Given task
Give the count of lines containing the string "Basic", with no other output.

Data shown
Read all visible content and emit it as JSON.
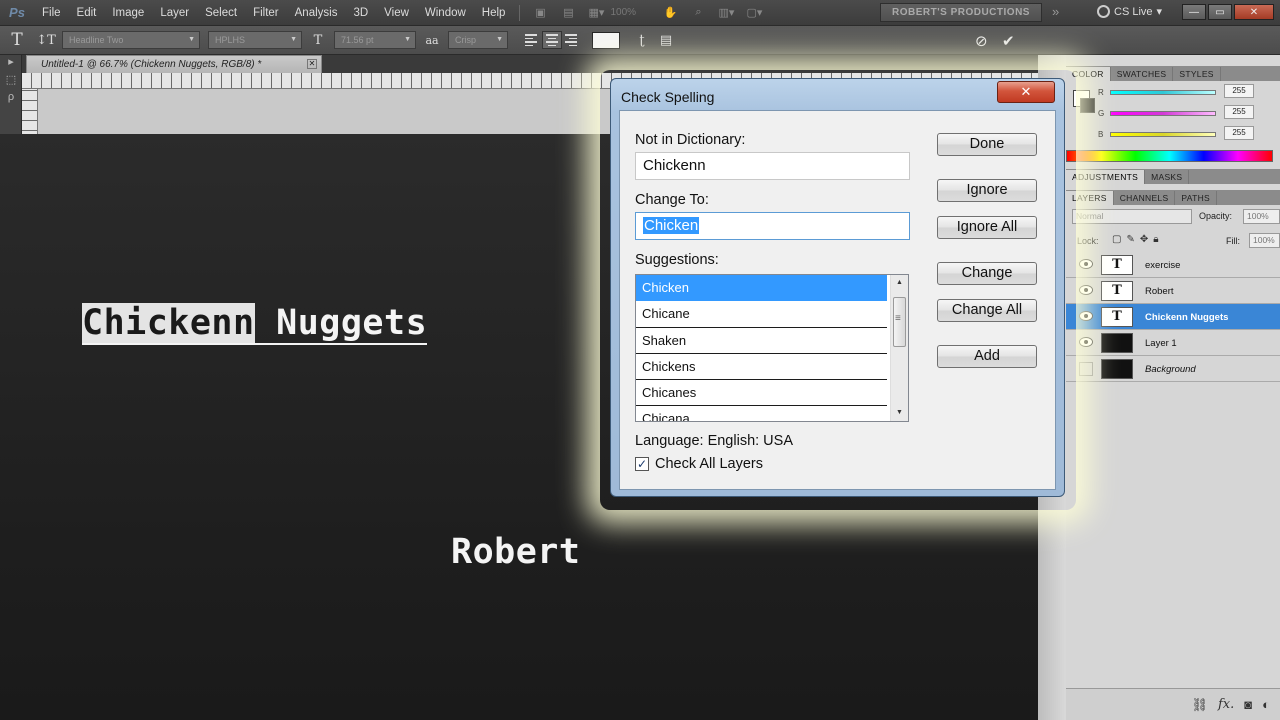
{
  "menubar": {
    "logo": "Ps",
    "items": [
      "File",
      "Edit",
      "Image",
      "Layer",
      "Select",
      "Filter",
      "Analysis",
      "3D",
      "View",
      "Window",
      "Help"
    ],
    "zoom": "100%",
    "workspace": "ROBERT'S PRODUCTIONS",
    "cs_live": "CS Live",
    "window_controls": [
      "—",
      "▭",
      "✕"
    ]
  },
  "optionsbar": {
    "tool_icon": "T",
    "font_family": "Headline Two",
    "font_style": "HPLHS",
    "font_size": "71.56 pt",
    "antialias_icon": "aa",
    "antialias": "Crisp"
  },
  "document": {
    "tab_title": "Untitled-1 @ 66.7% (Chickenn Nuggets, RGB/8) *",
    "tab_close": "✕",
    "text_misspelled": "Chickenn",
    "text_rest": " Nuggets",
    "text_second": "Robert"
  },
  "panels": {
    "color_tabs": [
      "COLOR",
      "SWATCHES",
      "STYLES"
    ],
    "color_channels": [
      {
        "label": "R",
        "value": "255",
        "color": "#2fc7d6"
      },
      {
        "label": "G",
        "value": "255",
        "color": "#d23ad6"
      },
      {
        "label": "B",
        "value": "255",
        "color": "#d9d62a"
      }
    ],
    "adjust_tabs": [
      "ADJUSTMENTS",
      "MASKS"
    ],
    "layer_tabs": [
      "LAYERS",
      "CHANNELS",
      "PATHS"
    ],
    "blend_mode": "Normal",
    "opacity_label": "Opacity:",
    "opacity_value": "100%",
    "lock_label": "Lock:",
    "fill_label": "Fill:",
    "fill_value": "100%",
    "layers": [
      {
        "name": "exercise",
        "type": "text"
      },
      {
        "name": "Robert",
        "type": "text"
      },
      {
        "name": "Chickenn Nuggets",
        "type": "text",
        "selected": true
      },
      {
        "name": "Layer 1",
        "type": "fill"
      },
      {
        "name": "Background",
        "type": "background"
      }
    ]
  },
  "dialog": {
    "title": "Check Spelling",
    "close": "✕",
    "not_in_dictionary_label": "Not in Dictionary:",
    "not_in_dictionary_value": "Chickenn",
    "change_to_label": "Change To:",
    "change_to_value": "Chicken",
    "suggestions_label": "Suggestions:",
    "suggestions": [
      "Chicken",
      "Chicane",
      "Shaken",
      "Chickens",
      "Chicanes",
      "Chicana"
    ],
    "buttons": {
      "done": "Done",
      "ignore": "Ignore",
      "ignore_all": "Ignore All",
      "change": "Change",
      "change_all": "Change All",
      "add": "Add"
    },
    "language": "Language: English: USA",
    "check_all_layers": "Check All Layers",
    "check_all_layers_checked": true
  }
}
--
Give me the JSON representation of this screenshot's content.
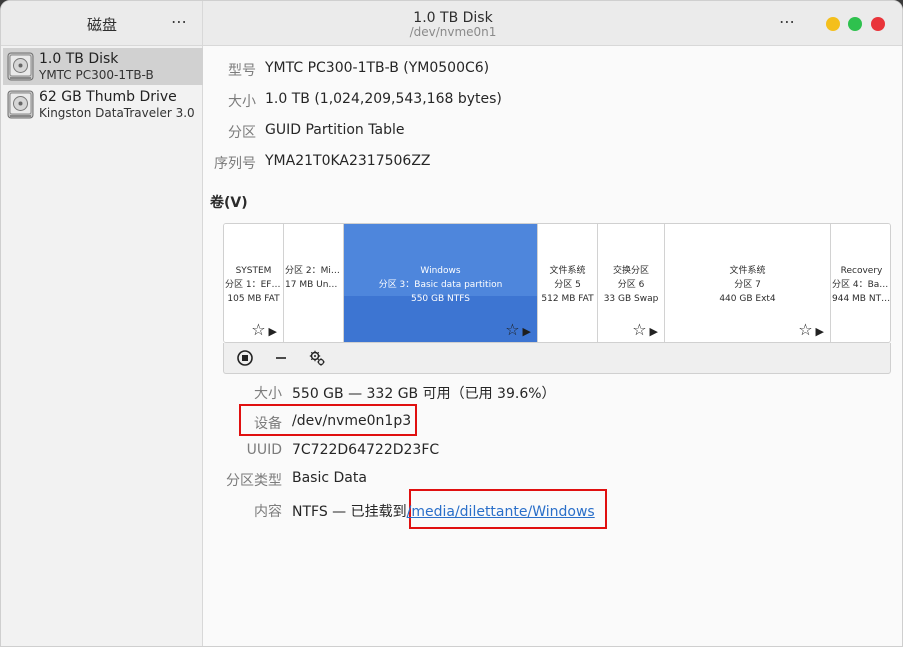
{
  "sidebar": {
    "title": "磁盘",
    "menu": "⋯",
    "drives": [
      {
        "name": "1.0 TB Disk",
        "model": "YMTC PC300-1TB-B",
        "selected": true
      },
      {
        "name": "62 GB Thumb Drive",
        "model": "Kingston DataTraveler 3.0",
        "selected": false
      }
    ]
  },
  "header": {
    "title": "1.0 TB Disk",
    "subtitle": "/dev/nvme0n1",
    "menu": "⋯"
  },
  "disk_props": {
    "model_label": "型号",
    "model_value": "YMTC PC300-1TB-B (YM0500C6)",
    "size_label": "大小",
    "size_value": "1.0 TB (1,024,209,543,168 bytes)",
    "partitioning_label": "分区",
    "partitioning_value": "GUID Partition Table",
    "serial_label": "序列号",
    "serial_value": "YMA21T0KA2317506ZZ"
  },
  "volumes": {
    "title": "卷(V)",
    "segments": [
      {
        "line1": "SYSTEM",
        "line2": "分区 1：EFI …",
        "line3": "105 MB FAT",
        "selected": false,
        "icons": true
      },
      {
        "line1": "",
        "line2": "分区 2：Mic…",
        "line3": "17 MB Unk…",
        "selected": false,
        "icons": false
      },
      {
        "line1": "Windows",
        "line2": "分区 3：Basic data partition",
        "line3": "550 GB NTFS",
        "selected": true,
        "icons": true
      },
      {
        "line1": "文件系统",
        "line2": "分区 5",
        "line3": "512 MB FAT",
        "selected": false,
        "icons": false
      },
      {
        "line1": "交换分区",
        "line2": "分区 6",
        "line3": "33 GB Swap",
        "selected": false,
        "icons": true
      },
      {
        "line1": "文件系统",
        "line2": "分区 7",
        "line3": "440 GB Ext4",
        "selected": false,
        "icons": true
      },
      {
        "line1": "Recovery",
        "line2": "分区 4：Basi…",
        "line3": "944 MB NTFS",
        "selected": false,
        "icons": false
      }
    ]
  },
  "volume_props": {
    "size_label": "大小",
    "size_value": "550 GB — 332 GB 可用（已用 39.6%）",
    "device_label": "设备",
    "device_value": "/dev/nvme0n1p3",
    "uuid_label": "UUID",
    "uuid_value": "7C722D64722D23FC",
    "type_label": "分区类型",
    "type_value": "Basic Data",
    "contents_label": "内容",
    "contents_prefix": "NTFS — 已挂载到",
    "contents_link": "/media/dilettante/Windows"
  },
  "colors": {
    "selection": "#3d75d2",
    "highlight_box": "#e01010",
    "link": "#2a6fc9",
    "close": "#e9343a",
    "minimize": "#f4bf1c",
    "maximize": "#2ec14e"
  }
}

Exercise output
2